What the task requires
Can you copy out, unchanged, the stretch of the records below from the line containing "y-tick-label: 7.5 [270, 384, 299, 408]" through the line containing "x-tick-label: 0% [299, 604, 330, 627]", with both of those lines included?

Raw data
___

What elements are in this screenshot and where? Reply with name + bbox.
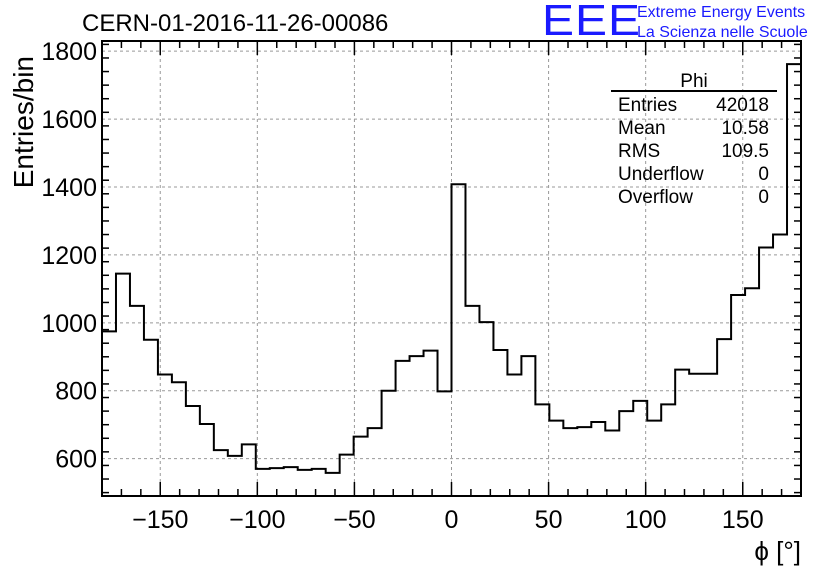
histogram-bin <box>438 391 452 496</box>
stats-label: Underflow <box>618 164 704 185</box>
histogram-bin <box>340 455 354 496</box>
histogram-bin <box>368 428 382 496</box>
histogram-bin <box>493 350 507 496</box>
histogram-bin <box>452 184 466 496</box>
chart-title: CERN-01-2016-11-26-00086 <box>82 10 389 37</box>
histogram-bin <box>675 370 689 496</box>
histogram-bin <box>410 356 424 496</box>
x-tick-label: −100 <box>229 506 285 534</box>
stats-box: Phi Entries 42018 Mean 10.58 RMS 109.5 Underfl… <box>611 71 777 208</box>
histogram-bin <box>214 450 228 496</box>
y-tick-label: 1200 <box>41 242 97 270</box>
y-tick-label: 1600 <box>41 106 97 134</box>
histogram-bin <box>396 361 410 496</box>
y-axis-ticks: 600 800 1000 1200 1400 1600 1800 <box>41 38 801 494</box>
histogram-bin <box>354 437 368 496</box>
histogram-bin <box>298 470 312 496</box>
histogram-bin <box>326 473 340 496</box>
histogram-bin <box>591 422 605 496</box>
histogram-bin <box>745 288 759 496</box>
stats-label: Entries <box>618 95 677 116</box>
x-tick-label: 50 <box>535 506 563 534</box>
histogram-bin <box>549 421 563 496</box>
histogram-bin <box>102 331 116 496</box>
histogram-bin <box>186 406 200 496</box>
histogram-bin <box>787 64 801 496</box>
histogram-outline <box>102 63 801 474</box>
histogram-bin <box>242 444 256 496</box>
x-tick-label: 100 <box>625 506 667 534</box>
histogram-bin <box>521 356 535 496</box>
histogram-bin <box>689 374 703 496</box>
x-tick-label: 150 <box>722 506 764 534</box>
histogram-bin <box>507 374 521 496</box>
x-tick-label: −150 <box>132 506 188 534</box>
histogram-bin <box>703 374 717 496</box>
eee-logo-text: EEE <box>542 0 642 46</box>
stats-value: 10.58 <box>721 118 769 139</box>
histogram-bin <box>633 401 647 496</box>
histogram-bin <box>312 469 326 496</box>
histogram-bin <box>144 340 158 496</box>
stats-value: 109.5 <box>721 141 769 162</box>
histogram-bin <box>158 374 172 496</box>
histogram-bin <box>563 428 577 496</box>
histogram-bin <box>200 424 214 496</box>
stats-value: 0 <box>758 187 769 208</box>
y-tick-label: 1000 <box>41 310 97 338</box>
histogram-bin <box>465 306 479 496</box>
stats-label: RMS <box>618 141 660 162</box>
histogram-bin <box>424 351 438 496</box>
histogram-bin <box>116 274 130 496</box>
logo-line-1: Extreme Energy Events <box>637 4 806 21</box>
x-tick-label: 0 <box>445 506 459 534</box>
histogram-bin <box>619 411 633 496</box>
histogram-bin <box>577 427 591 496</box>
x-axis-label: ϕ [°] <box>754 536 801 566</box>
stats-value: 42018 <box>716 95 769 116</box>
stats-label: Overflow <box>618 187 693 208</box>
histogram-bin <box>661 404 675 496</box>
y-axis-label: Entries/bin <box>8 56 39 188</box>
x-axis-ticks: −150 −100 −50 0 50 100 150 <box>101 41 802 534</box>
y-tick-label: 600 <box>55 446 97 474</box>
histogram-bin <box>228 456 242 496</box>
logo-line-2: La Scienza nelle Scuole <box>637 24 808 41</box>
histogram-bin <box>773 235 787 496</box>
histogram-bin <box>130 306 144 496</box>
histogram-bin <box>172 382 186 496</box>
histogram-bin <box>382 391 396 496</box>
grid-lines <box>102 41 801 496</box>
stats-label: Mean <box>618 118 666 139</box>
y-tick-label: 1800 <box>41 38 97 66</box>
histogram-bin <box>605 430 619 496</box>
stats-box-title: Phi <box>680 71 707 92</box>
histogram-bin <box>535 404 549 496</box>
y-tick-label: 800 <box>55 378 97 406</box>
histogram-bin <box>717 339 731 496</box>
x-tick-label: −50 <box>333 506 375 534</box>
stats-value: 0 <box>758 164 769 185</box>
y-tick-label: 1400 <box>41 174 97 202</box>
histogram-bin <box>479 322 493 496</box>
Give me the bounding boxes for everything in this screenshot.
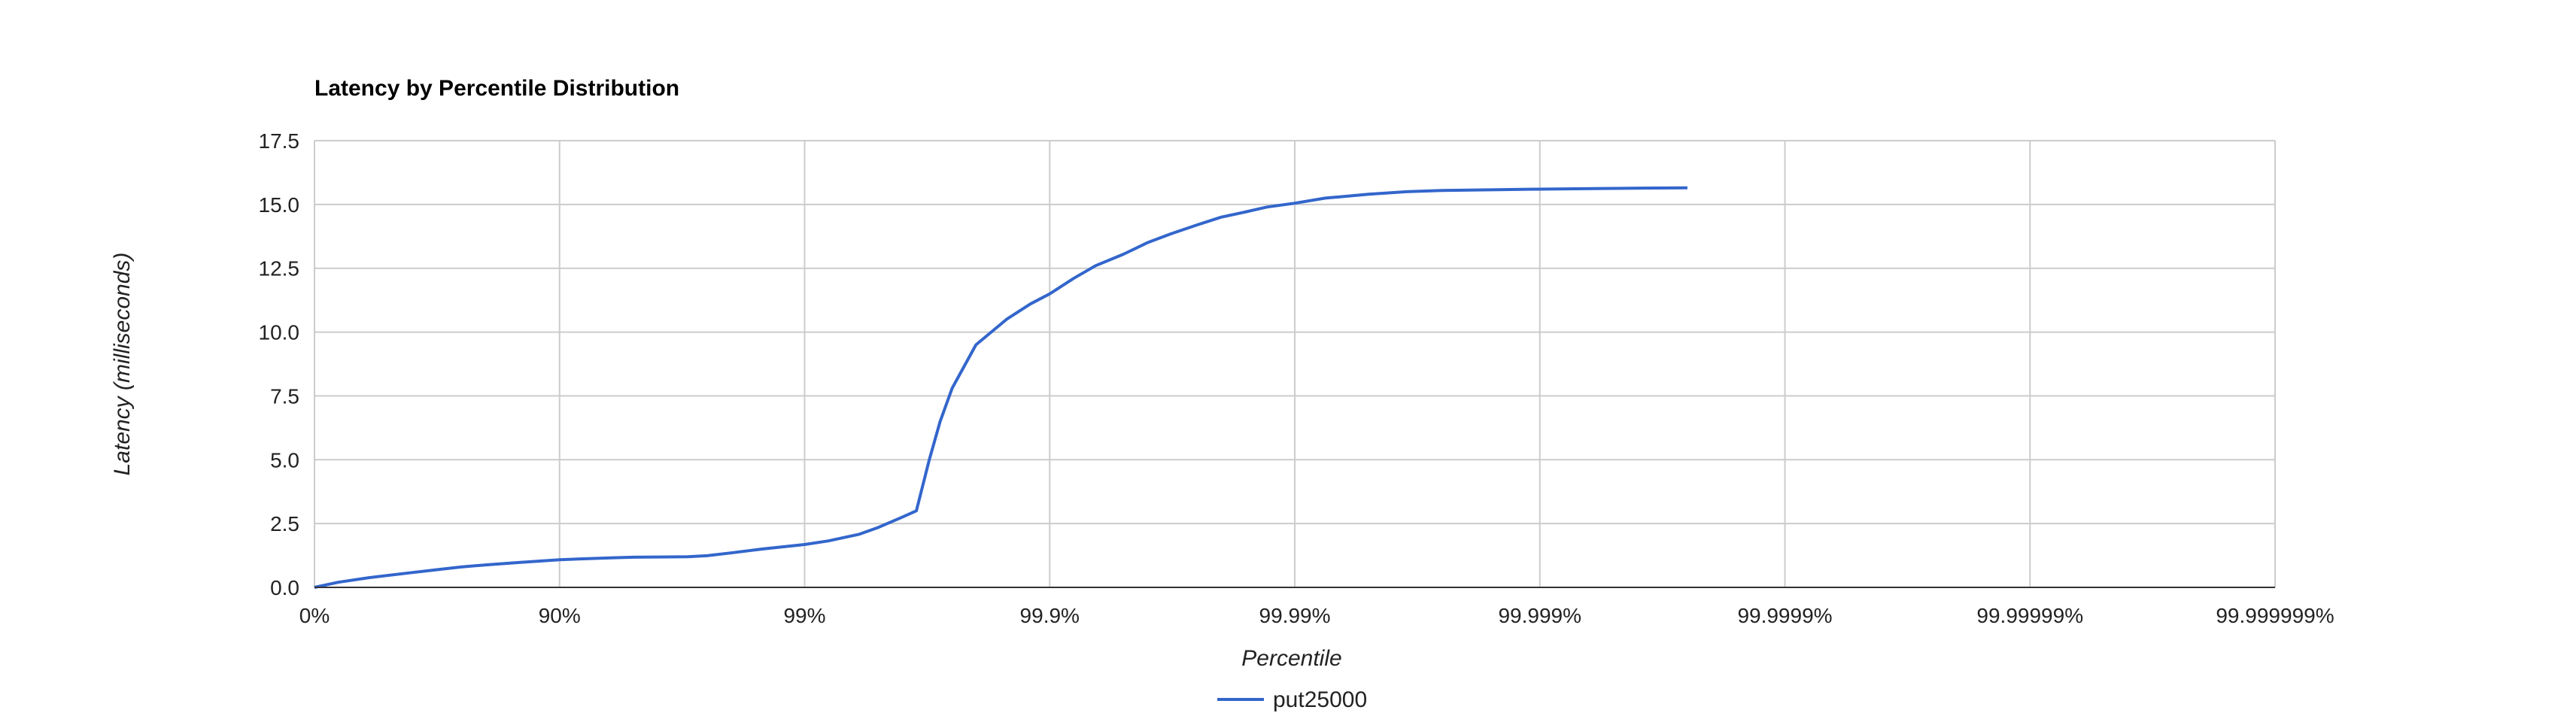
y-tick-label: 7.5 [270, 384, 299, 408]
grid-lines [314, 140, 2276, 587]
x-axis-title: Percentile [1241, 646, 1341, 671]
x-tick-label: 99% [783, 604, 825, 627]
x-tick-label: 99.999% [1498, 604, 1581, 627]
x-tick-label: 99.9999% [1737, 604, 1832, 627]
x-tick-label: 90% [539, 604, 581, 627]
y-tick-label: 12.5 [259, 257, 300, 281]
series-line-put25000 [314, 186, 1687, 589]
y-axis-title: Latency (milliseconds) [110, 253, 135, 476]
y-tick-label: 10.0 [259, 321, 300, 344]
x-tick-label: 0% [299, 604, 330, 627]
x-axis-ticks: 0% 90% 99% 99.9% 99.99% 99.999% 99.9999% 99.999… [299, 604, 2334, 627]
legend: put25000 [1217, 687, 1367, 712]
y-tick-label: 0.0 [270, 576, 299, 599]
y-tick-label: 5.0 [270, 448, 299, 472]
y-tick-label: 17.5 [259, 129, 300, 153]
x-tick-label: 99.99% [1259, 604, 1331, 627]
series-layer [314, 186, 1687, 589]
x-tick-label: 99.999999% [2216, 604, 2334, 627]
chart-title: Latency by Percentile Distribution [314, 76, 679, 101]
y-tick-label: 15.0 [259, 193, 300, 217]
x-tick-label: 99.99999% [1976, 604, 2083, 627]
legend-label-put25000: put25000 [1273, 687, 1367, 712]
y-axis-ticks: 0.0 2.5 5.0 7.5 10.0 12.5 15.0 17.5 [259, 129, 300, 599]
x-tick-label: 99.9% [1020, 604, 1080, 627]
y-tick-label: 2.5 [270, 512, 299, 535]
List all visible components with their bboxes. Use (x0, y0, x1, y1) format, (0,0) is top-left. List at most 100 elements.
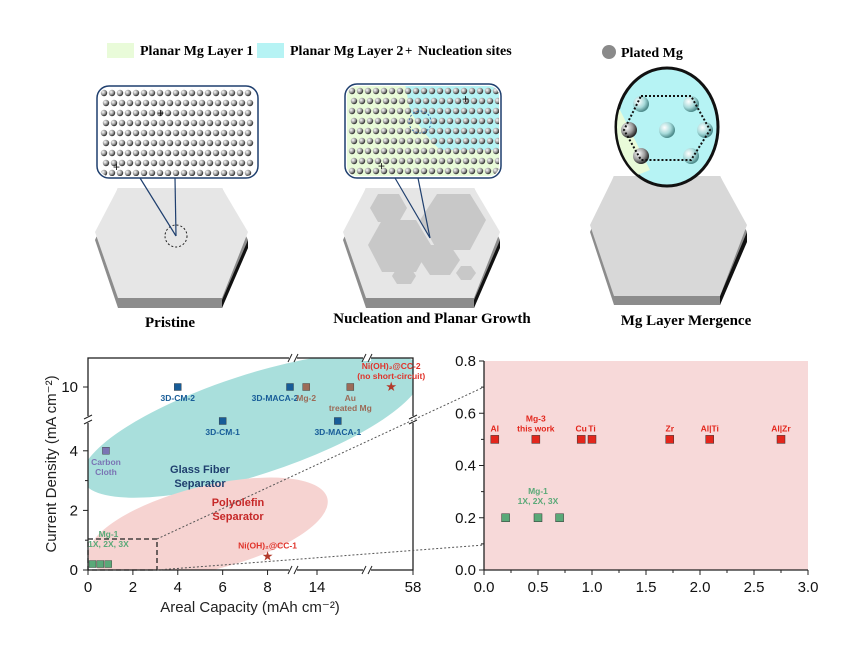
atom-dot (172, 129, 180, 137)
atom-dot (158, 99, 166, 107)
atom-dot (452, 167, 460, 175)
atom-dot (140, 129, 148, 137)
region-label-polyolefin: Polyolefin Separator (212, 497, 265, 523)
substrate-hexagon (95, 188, 248, 298)
atom-dot (478, 157, 486, 165)
atom-dot (438, 137, 446, 145)
x-tick-label: 0.5 (528, 579, 549, 596)
atom-dot (470, 157, 478, 165)
atom-dot (180, 89, 188, 97)
atom-dot (142, 119, 150, 127)
atom-dot (494, 157, 499, 165)
atom-dot (102, 139, 110, 147)
point-label: Ni(OH)₂@CC-1 (238, 541, 297, 551)
axis-break-mark (287, 565, 293, 575)
atom-dot (156, 89, 164, 97)
label-line: Ni(OH)₂@CC-2 (362, 361, 421, 371)
label-line: Mg-1 (528, 486, 548, 496)
atom-dot (460, 167, 468, 175)
atom-dot (412, 147, 420, 155)
stage-label-nucleation: Nucleation and Planar Growth (333, 311, 531, 327)
label-line: Al|Zr (771, 423, 791, 433)
point-label: Al|Zr (771, 423, 791, 433)
atom-dot (158, 119, 166, 127)
atom-dot (364, 127, 372, 135)
square-marker (346, 383, 355, 391)
atom-dot (148, 129, 156, 137)
atom-dot (100, 149, 108, 157)
axis-break-mark (293, 565, 299, 575)
square-marker (501, 513, 510, 522)
atom-dot (132, 89, 140, 97)
chart-areal-capacity: Glass Fiber Separator Polyolefin Separator… (43, 353, 425, 616)
x-tick-label: 14 (309, 579, 326, 596)
atom-dot (356, 147, 364, 155)
region-label-glass: Glass Fiber Separator (170, 464, 231, 490)
atom-dot (164, 89, 172, 97)
atom-dot (404, 127, 412, 135)
atom-dot (196, 89, 204, 97)
label-line: Carbon (91, 457, 121, 467)
atom-dot (174, 119, 182, 127)
atom-dot (366, 157, 374, 165)
atom-dot (244, 129, 252, 137)
atom-dot (364, 147, 372, 155)
atom-dot (156, 149, 164, 157)
atom-dot (404, 107, 412, 115)
atom-dot (228, 169, 236, 176)
atom-dot (414, 117, 422, 125)
axis-break-gap (289, 567, 297, 573)
square-marker (776, 435, 786, 444)
atom-dot (436, 87, 444, 95)
atom-dot (486, 97, 494, 105)
atom-dot (366, 97, 374, 105)
atom-dot (452, 107, 460, 115)
atom-dot (126, 99, 134, 107)
atom-dot (190, 139, 198, 147)
axis-break-gap (85, 416, 91, 423)
atom-dot (484, 127, 492, 135)
y-tick-label: 0.8 (455, 353, 476, 370)
region-polyolefin (88, 477, 328, 570)
atom-dot (166, 99, 174, 107)
atom-dot (100, 129, 108, 137)
atom-dot (172, 149, 180, 157)
atom-dot (422, 97, 430, 105)
atom-dot (108, 169, 116, 176)
atom-dot (116, 89, 124, 97)
square-marker (533, 513, 543, 522)
atom-dot (420, 167, 428, 175)
atom-dot (142, 99, 150, 107)
atom-dot (382, 137, 390, 145)
label-line: Au (345, 393, 356, 403)
zoom-connector-bottom (156, 544, 485, 571)
atom-dot (348, 167, 356, 175)
atom-dot (462, 117, 470, 125)
atom-dot (476, 167, 484, 175)
atom-dot (118, 99, 126, 107)
atom-dot (436, 147, 444, 155)
atom-dot (116, 109, 124, 117)
atom-dot (196, 109, 204, 117)
atom-dot (446, 157, 454, 165)
atom-dot (414, 137, 422, 145)
label-line: 1X, 2X, 3X (518, 496, 559, 506)
y-axis-label: Current Density (mA cm⁻²) (43, 375, 60, 552)
star-marker: ★ (385, 379, 397, 394)
atom-dot (444, 167, 452, 175)
atom-dot (188, 109, 196, 117)
atom-dot (206, 99, 214, 107)
atom-dot (380, 147, 388, 155)
atom-dot (158, 139, 166, 147)
atom-dot (470, 137, 478, 145)
label-line: 3D-MACA-1 (314, 427, 361, 437)
atom-dot (214, 99, 222, 107)
atom-dot (366, 137, 374, 145)
square-marker (302, 383, 310, 391)
atom-dot (382, 97, 390, 105)
axis-break-mark (361, 353, 367, 363)
atom-dot (396, 147, 404, 155)
atom-dot (444, 147, 452, 155)
label-line: Al|Ti (701, 423, 719, 433)
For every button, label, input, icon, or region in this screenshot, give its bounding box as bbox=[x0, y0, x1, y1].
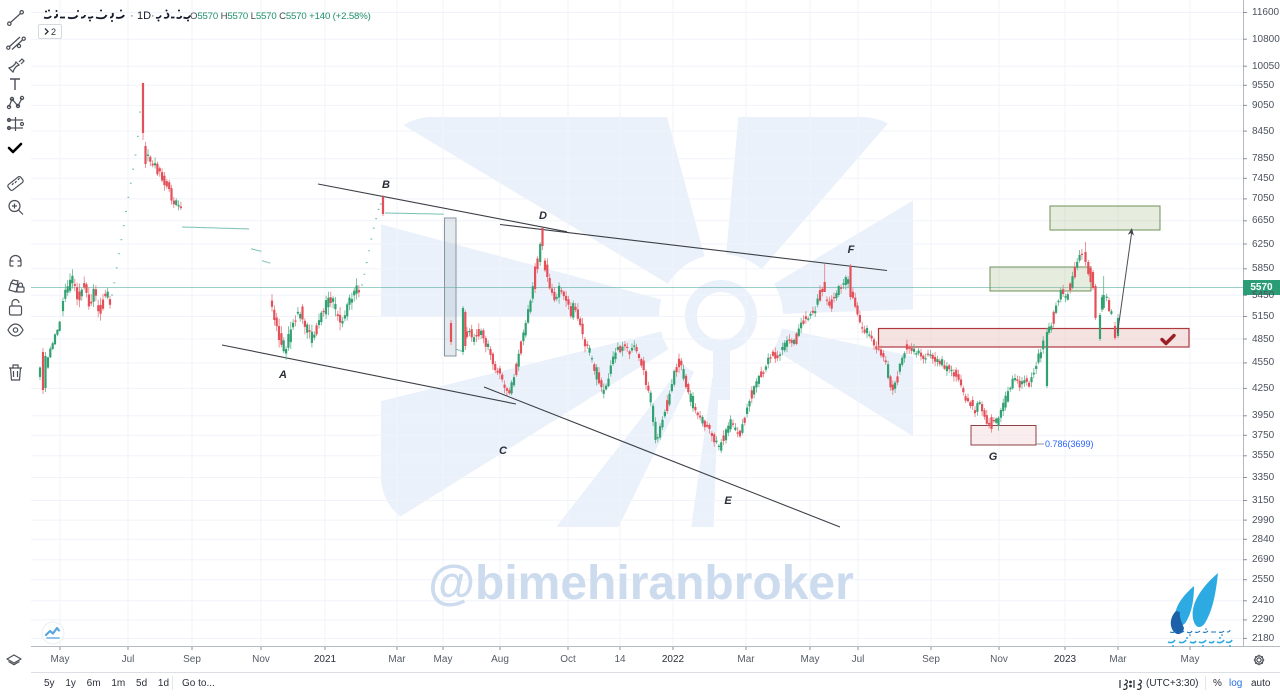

___

Solution below
y-tick-label: 7.5 [270, 384, 299, 408]
grid-lines [314, 140, 2276, 587]
x-axis-title: Percentile [1241, 646, 1341, 671]
x-tick-label: 99% [783, 604, 825, 627]
x-tick-label: 99.999% [1498, 604, 1581, 627]
x-tick-label: 99.9999% [1737, 604, 1832, 627]
x-tick-label: 90% [539, 604, 581, 627]
y-tick-label: 12.5 [259, 257, 300, 281]
series-line-put25000 [314, 186, 1687, 589]
y-axis-title: Latency (milliseconds) [110, 253, 135, 476]
y-tick-label: 10.0 [259, 321, 300, 344]
x-tick-label: 0% [299, 604, 330, 627]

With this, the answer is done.